Collection entries:
* Start *

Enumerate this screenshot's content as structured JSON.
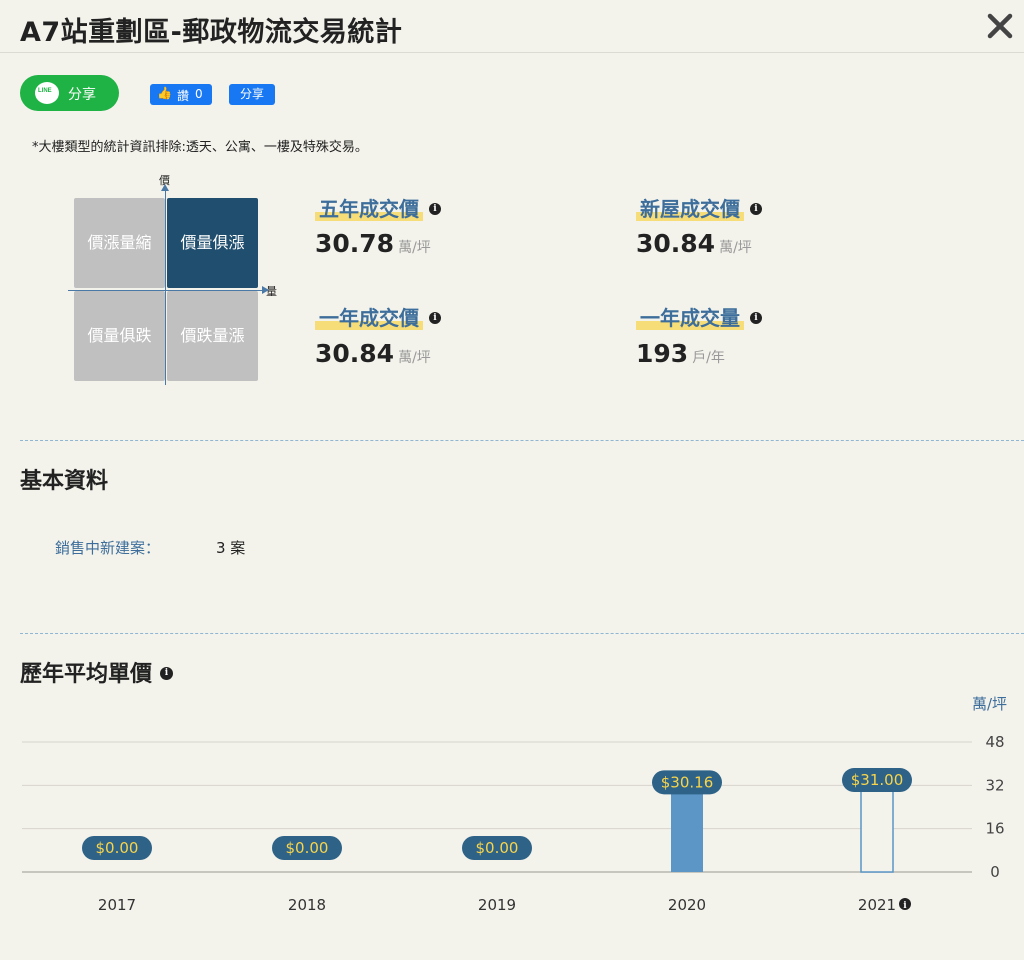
{
  "header": {
    "title": "A7站重劃區-郵政物流交易統計"
  },
  "share": {
    "line_logo": "LINE",
    "line_label": "分享",
    "fb_like_label": "讚",
    "fb_like_count": "0",
    "fb_share_label": "分享"
  },
  "note": "*大樓類型的統計資訊排除:透天、公寓、一樓及特殊交易。",
  "quadrant": {
    "price_axis": "價",
    "volume_axis": "量",
    "top_left": "價漲量縮",
    "top_right": "價量俱漲",
    "bottom_left": "價量俱跌",
    "bottom_right": "價跌量漲",
    "active": "top_right"
  },
  "stats": {
    "five_year": {
      "title": "五年成交價",
      "value": "30.78",
      "unit": "萬/坪"
    },
    "new_house": {
      "title": "新屋成交價",
      "value": "30.84",
      "unit": "萬/坪"
    },
    "one_year_price": {
      "title": "一年成交價",
      "value": "30.84",
      "unit": "萬/坪"
    },
    "one_year_volume": {
      "title": "一年成交量",
      "value": "193",
      "unit": "戶/年"
    }
  },
  "basic": {
    "title": "基本資料",
    "label": "銷售中新建案：",
    "value": "3 案"
  },
  "history": {
    "title": "歷年平均單價",
    "unit": "萬/坪"
  },
  "colors": {
    "accent": "#3d6e9b",
    "dark_blue": "#1f4e6f",
    "bar": "#5b96c6",
    "highlight": "#f7dd77",
    "label_bg": "#2e6287",
    "label_text": "#f7d44a"
  },
  "chart_data": {
    "type": "bar",
    "categories": [
      "2017",
      "2018",
      "2019",
      "2020",
      "2021"
    ],
    "values": [
      0,
      0,
      0,
      30.16,
      31.0
    ],
    "value_labels": [
      "$0.00",
      "$0.00",
      "$0.00",
      "$30.16",
      "$31.00"
    ],
    "y_ticks": [
      "0",
      "16",
      "32",
      "48"
    ],
    "ylim": [
      0,
      48
    ],
    "grid": true,
    "last_bar_style": "outline"
  }
}
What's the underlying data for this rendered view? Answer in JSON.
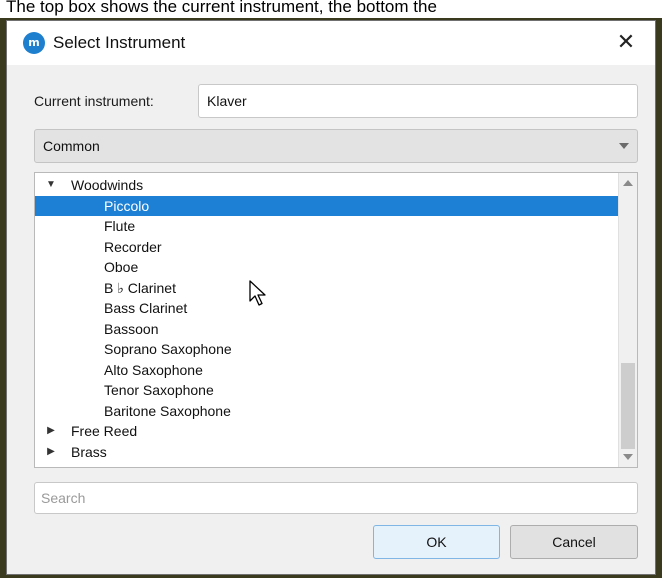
{
  "caption": "The top box shows the current instrument, the bottom the",
  "window": {
    "title": "Select Instrument",
    "app_icon_label": "m",
    "close_glyph": "✕"
  },
  "current_instrument": {
    "label": "Current instrument:",
    "value": "Klaver"
  },
  "group_select": {
    "selected": "Common"
  },
  "tree": {
    "groups": [
      {
        "label": "Woodwinds",
        "expanded": true,
        "items": [
          {
            "label": "Piccolo",
            "selected": true
          },
          {
            "label": "Flute"
          },
          {
            "label": "Recorder"
          },
          {
            "label": "Oboe"
          },
          {
            "label": "B ♭ Clarinet"
          },
          {
            "label": "Bass Clarinet"
          },
          {
            "label": "Bassoon"
          },
          {
            "label": "Soprano Saxophone"
          },
          {
            "label": "Alto Saxophone"
          },
          {
            "label": "Tenor Saxophone"
          },
          {
            "label": "Baritone Saxophone"
          }
        ]
      },
      {
        "label": "Free Reed",
        "expanded": false,
        "items": []
      },
      {
        "label": "Brass",
        "expanded": false,
        "items": []
      }
    ]
  },
  "search": {
    "placeholder": "Search"
  },
  "buttons": {
    "ok": "OK",
    "cancel": "Cancel"
  },
  "colors": {
    "selection": "#1e80d4",
    "ok_button_border": "#7fb6e6"
  }
}
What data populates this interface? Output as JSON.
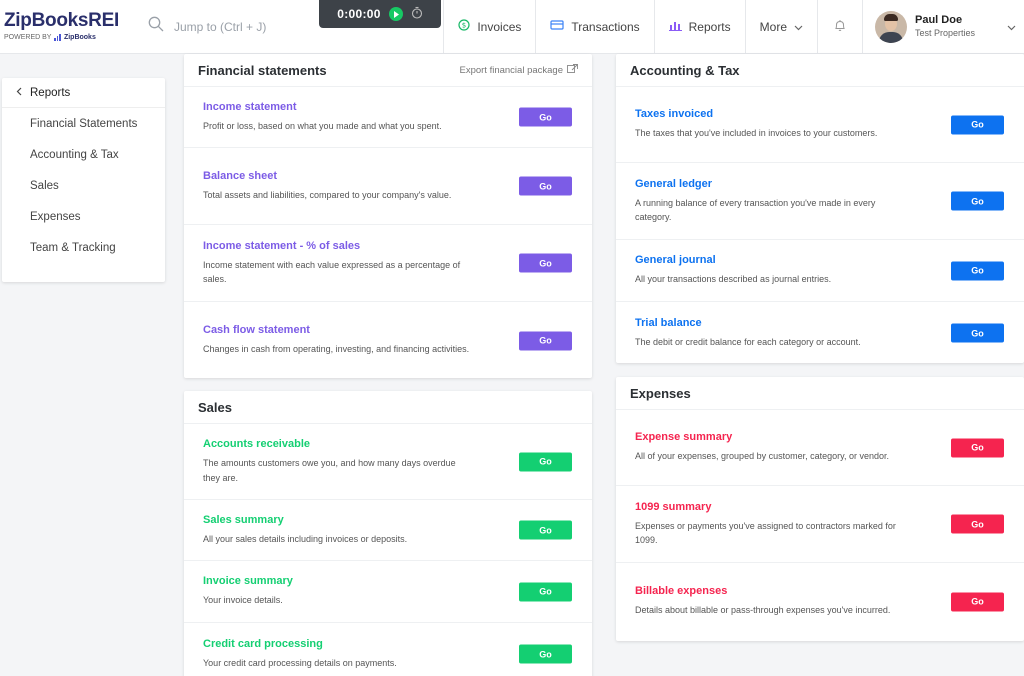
{
  "brand": {
    "name": "ZipBooksREI",
    "powered_by": "POWERED BY",
    "powered_name": "ZipBooks"
  },
  "search": {
    "placeholder": "Jump to (Ctrl + J)"
  },
  "timer": {
    "time_main": "0:00:",
    "time_sec": "00"
  },
  "nav": {
    "invoices": "Invoices",
    "transactions": "Transactions",
    "reports": "Reports",
    "more": "More"
  },
  "user": {
    "name": "Paul Doe",
    "org": "Test Properties"
  },
  "sidebar": {
    "back_label": "Reports",
    "items": [
      {
        "label": "Financial Statements"
      },
      {
        "label": "Accounting & Tax"
      },
      {
        "label": "Sales"
      },
      {
        "label": "Expenses"
      },
      {
        "label": "Team & Tracking"
      }
    ]
  },
  "colors": {
    "purple": "#7c5ce6",
    "green": "#14cf72",
    "blue": "#0d72f0",
    "red": "#f5244f"
  },
  "go_label": "Go",
  "financial": {
    "title": "Financial statements",
    "export_label": "Export financial package",
    "rows": [
      {
        "title": "Income statement",
        "desc": "Profit or loss, based on what you made and what you spent."
      },
      {
        "title": "Balance sheet",
        "desc": "Total assets and liabilities, compared to your company's value."
      },
      {
        "title": "Income statement - % of sales",
        "desc": "Income statement with each value expressed as a percentage of sales."
      },
      {
        "title": "Cash flow statement",
        "desc": "Changes in cash from operating, investing, and financing activities."
      }
    ]
  },
  "sales": {
    "title": "Sales",
    "rows": [
      {
        "title": "Accounts receivable",
        "desc": "The amounts customers owe you, and how many days overdue they are."
      },
      {
        "title": "Sales summary",
        "desc": "All your sales details including invoices or deposits."
      },
      {
        "title": "Invoice summary",
        "desc": "Your invoice details."
      },
      {
        "title": "Credit card processing",
        "desc": "Your credit card processing details on payments."
      }
    ]
  },
  "accounting": {
    "title": "Accounting & Tax",
    "rows": [
      {
        "title": "Taxes invoiced",
        "desc": "The taxes that you've included in invoices to your customers."
      },
      {
        "title": "General ledger",
        "desc": "A running balance of every transaction you've made in every category."
      },
      {
        "title": "General journal",
        "desc": "All your transactions described as journal entries."
      },
      {
        "title": "Trial balance",
        "desc": "The debit or credit balance for each category or account."
      }
    ]
  },
  "expenses": {
    "title": "Expenses",
    "rows": [
      {
        "title": "Expense summary",
        "desc": "All of your expenses, grouped by customer, category, or vendor."
      },
      {
        "title": "1099 summary",
        "desc": "Expenses or payments you've assigned to contractors marked for 1099."
      },
      {
        "title": "Billable expenses",
        "desc": "Details about billable or pass-through expenses you've incurred."
      }
    ]
  }
}
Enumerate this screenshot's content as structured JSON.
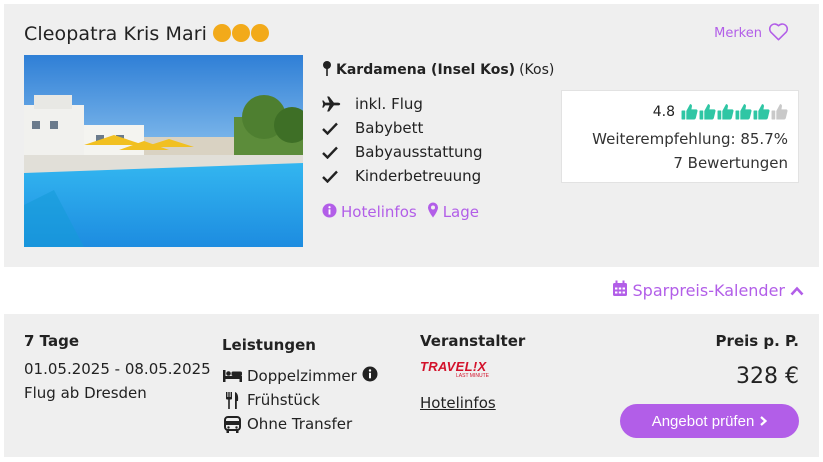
{
  "hotel": {
    "name": "Cleopatra Kris Mari",
    "stars": 3,
    "star_color": "#f2aa1a",
    "merken_label": "Merken",
    "location_main": "Kardamena (Insel Kos)",
    "location_region": "(Kos)",
    "features": [
      {
        "icon": "plane-icon",
        "label": "inkl. Flug"
      },
      {
        "icon": "check-icon",
        "label": "Babybett"
      },
      {
        "icon": "check-icon",
        "label": "Babyausstattung"
      },
      {
        "icon": "check-icon",
        "label": "Kinderbetreuung"
      }
    ],
    "links": {
      "hotelinfos": "Hotelinfos",
      "lage": "Lage"
    }
  },
  "rating": {
    "score": "4.8",
    "thumbs_filled": 5,
    "thumbs_total": 6,
    "recommendation": "Weiterempfehlung: 85.7%",
    "reviews": "7 Bewertungen",
    "thumb_color": "#2fc6a4"
  },
  "calendar": {
    "label": "Sparpreis-Kalender"
  },
  "offer": {
    "duration": "7 Tage",
    "dates": "01.05.2025 - 08.05.2025",
    "departure": "Flug ab Dresden",
    "services_heading": "Leistungen",
    "services": [
      {
        "icon": "bed-icon",
        "label": "Doppelzimmer"
      },
      {
        "icon": "utensils-icon",
        "label": "Frühstück"
      },
      {
        "icon": "bus-icon",
        "label": "Ohne Transfer"
      }
    ],
    "operator_heading": "Veranstalter",
    "operator_logo_text": "TRAVEL!X",
    "operator_logo_sub": "LAST MINUTE",
    "operator_link": "Hotelinfos",
    "price_heading": "Preis p. P.",
    "price": "328 €",
    "cta_label": "Angebot prüfen"
  },
  "accent_color": "#b25ee8"
}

* End *

_EXERCISE DETAILS_
Skip every picture and transcribe the data above exactly.

_SOLUTION BELOW_
Enumerate this screenshot's content as structured JSON.
{
  "header": {
    "title": "A7站重劃區-郵政物流交易統計"
  },
  "share": {
    "line_logo": "LINE",
    "line_label": "分享",
    "fb_like_label": "讚",
    "fb_like_count": "0",
    "fb_share_label": "分享"
  },
  "note": "*大樓類型的統計資訊排除:透天、公寓、一樓及特殊交易。",
  "quadrant": {
    "price_axis": "價",
    "volume_axis": "量",
    "top_left": "價漲量縮",
    "top_right": "價量俱漲",
    "bottom_left": "價量俱跌",
    "bottom_right": "價跌量漲",
    "active": "top_right"
  },
  "stats": {
    "five_year": {
      "title": "五年成交價",
      "value": "30.78",
      "unit": "萬/坪"
    },
    "new_house": {
      "title": "新屋成交價",
      "value": "30.84",
      "unit": "萬/坪"
    },
    "one_year_price": {
      "title": "一年成交價",
      "value": "30.84",
      "unit": "萬/坪"
    },
    "one_year_volume": {
      "title": "一年成交量",
      "value": "193",
      "unit": "戶/年"
    }
  },
  "basic": {
    "title": "基本資料",
    "label": "銷售中新建案：",
    "value": "3 案"
  },
  "history": {
    "title": "歷年平均單價",
    "unit": "萬/坪"
  },
  "colors": {
    "accent": "#3d6e9b",
    "dark_blue": "#1f4e6f",
    "bar": "#5b96c6",
    "highlight": "#f7dd77",
    "label_bg": "#2e6287",
    "label_text": "#f7d44a"
  },
  "chart_data": {
    "type": "bar",
    "categories": [
      "2017",
      "2018",
      "2019",
      "2020",
      "2021"
    ],
    "values": [
      0,
      0,
      0,
      30.16,
      31.0
    ],
    "value_labels": [
      "$0.00",
      "$0.00",
      "$0.00",
      "$30.16",
      "$31.00"
    ],
    "y_ticks": [
      "0",
      "16",
      "32",
      "48"
    ],
    "ylim": [
      0,
      48
    ],
    "grid": true,
    "last_bar_style": "outline"
  }
}
What's the underlying data for this rendered view? Answer in JSON.
{
  "caption": "The top box shows the current instrument, the bottom the",
  "window": {
    "title": "Select Instrument",
    "app_icon_label": "m",
    "close_glyph": "✕"
  },
  "current_instrument": {
    "label": "Current instrument:",
    "value": "Klaver"
  },
  "group_select": {
    "selected": "Common"
  },
  "tree": {
    "groups": [
      {
        "label": "Woodwinds",
        "expanded": true,
        "items": [
          {
            "label": "Piccolo",
            "selected": true
          },
          {
            "label": "Flute"
          },
          {
            "label": "Recorder"
          },
          {
            "label": "Oboe"
          },
          {
            "label": "B ♭ Clarinet"
          },
          {
            "label": "Bass Clarinet"
          },
          {
            "label": "Bassoon"
          },
          {
            "label": "Soprano Saxophone"
          },
          {
            "label": "Alto Saxophone"
          },
          {
            "label": "Tenor Saxophone"
          },
          {
            "label": "Baritone Saxophone"
          }
        ]
      },
      {
        "label": "Free Reed",
        "expanded": false,
        "items": []
      },
      {
        "label": "Brass",
        "expanded": false,
        "items": []
      }
    ]
  },
  "search": {
    "placeholder": "Search"
  },
  "buttons": {
    "ok": "OK",
    "cancel": "Cancel"
  },
  "colors": {
    "selection": "#1e80d4",
    "ok_button_border": "#7fb6e6"
  }
}
What data populates this interface? Output as JSON.
{
  "brand": {
    "name": "ZipBooksREI",
    "powered_by": "POWERED BY",
    "powered_name": "ZipBooks"
  },
  "search": {
    "placeholder": "Jump to (Ctrl + J)"
  },
  "timer": {
    "time_main": "0:00:",
    "time_sec": "00"
  },
  "nav": {
    "invoices": "Invoices",
    "transactions": "Transactions",
    "reports": "Reports",
    "more": "More"
  },
  "user": {
    "name": "Paul Doe",
    "org": "Test Properties"
  },
  "sidebar": {
    "back_label": "Reports",
    "items": [
      {
        "label": "Financial Statements"
      },
      {
        "label": "Accounting & Tax"
      },
      {
        "label": "Sales"
      },
      {
        "label": "Expenses"
      },
      {
        "label": "Team & Tracking"
      }
    ]
  },
  "colors": {
    "purple": "#7c5ce6",
    "green": "#14cf72",
    "blue": "#0d72f0",
    "red": "#f5244f"
  },
  "go_label": "Go",
  "financial": {
    "title": "Financial statements",
    "export_label": "Export financial package",
    "rows": [
      {
        "title": "Income statement",
        "desc": "Profit or loss, based on what you made and what you spent."
      },
      {
        "title": "Balance sheet",
        "desc": "Total assets and liabilities, compared to your company's value."
      },
      {
        "title": "Income statement - % of sales",
        "desc": "Income statement with each value expressed as a percentage of sales."
      },
      {
        "title": "Cash flow statement",
        "desc": "Changes in cash from operating, investing, and financing activities."
      }
    ]
  },
  "sales": {
    "title": "Sales",
    "rows": [
      {
        "title": "Accounts receivable",
        "desc": "The amounts customers owe you, and how many days overdue they are."
      },
      {
        "title": "Sales summary",
        "desc": "All your sales details including invoices or deposits."
      },
      {
        "title": "Invoice summary",
        "desc": "Your invoice details."
      },
      {
        "title": "Credit card processing",
        "desc": "Your credit card processing details on payments."
      }
    ]
  },
  "accounting": {
    "title": "Accounting & Tax",
    "rows": [
      {
        "title": "Taxes invoiced",
        "desc": "The taxes that you've included in invoices to your customers."
      },
      {
        "title": "General ledger",
        "desc": "A running balance of every transaction you've made in every category."
      },
      {
        "title": "General journal",
        "desc": "All your transactions described as journal entries."
      },
      {
        "title": "Trial balance",
        "desc": "The debit or credit balance for each category or account."
      }
    ]
  },
  "expenses": {
    "title": "Expenses",
    "rows": [
      {
        "title": "Expense summary",
        "desc": "All of your expenses, grouped by customer, category, or vendor."
      },
      {
        "title": "1099 summary",
        "desc": "Expenses or payments you've assigned to contractors marked for 1099."
      },
      {
        "title": "Billable expenses",
        "desc": "Details about billable or pass-through expenses you've incurred."
      }
    ]
  }
}
Enumerate this screenshot's content as structured JSON.
{
  "hotel": {
    "name": "Cleopatra Kris Mari",
    "stars": 3,
    "star_color": "#f2aa1a",
    "merken_label": "Merken",
    "location_main": "Kardamena (Insel Kos)",
    "location_region": "(Kos)",
    "features": [
      {
        "icon": "plane-icon",
        "label": "inkl. Flug"
      },
      {
        "icon": "check-icon",
        "label": "Babybett"
      },
      {
        "icon": "check-icon",
        "label": "Babyausstattung"
      },
      {
        "icon": "check-icon",
        "label": "Kinderbetreuung"
      }
    ],
    "links": {
      "hotelinfos": "Hotelinfos",
      "lage": "Lage"
    }
  },
  "rating": {
    "score": "4.8",
    "thumbs_filled": 5,
    "thumbs_total": 6,
    "recommendation": "Weiterempfehlung: 85.7%",
    "reviews": "7 Bewertungen",
    "thumb_color": "#2fc6a4"
  },
  "calendar": {
    "label": "Sparpreis-Kalender"
  },
  "offer": {
    "duration": "7 Tage",
    "dates": "01.05.2025 - 08.05.2025",
    "departure": "Flug ab Dresden",
    "services_heading": "Leistungen",
    "services": [
      {
        "icon": "bed-icon",
        "label": "Doppelzimmer"
      },
      {
        "icon": "utensils-icon",
        "label": "Frühstück"
      },
      {
        "icon": "bus-icon",
        "label": "Ohne Transfer"
      }
    ],
    "operator_heading": "Veranstalter",
    "operator_logo_text": "TRAVEL!X",
    "operator_logo_sub": "LAST MINUTE",
    "operator_link": "Hotelinfos",
    "price_heading": "Preis p. P.",
    "price": "328 €",
    "cta_label": "Angebot prüfen"
  },
  "accent_color": "#b25ee8"
}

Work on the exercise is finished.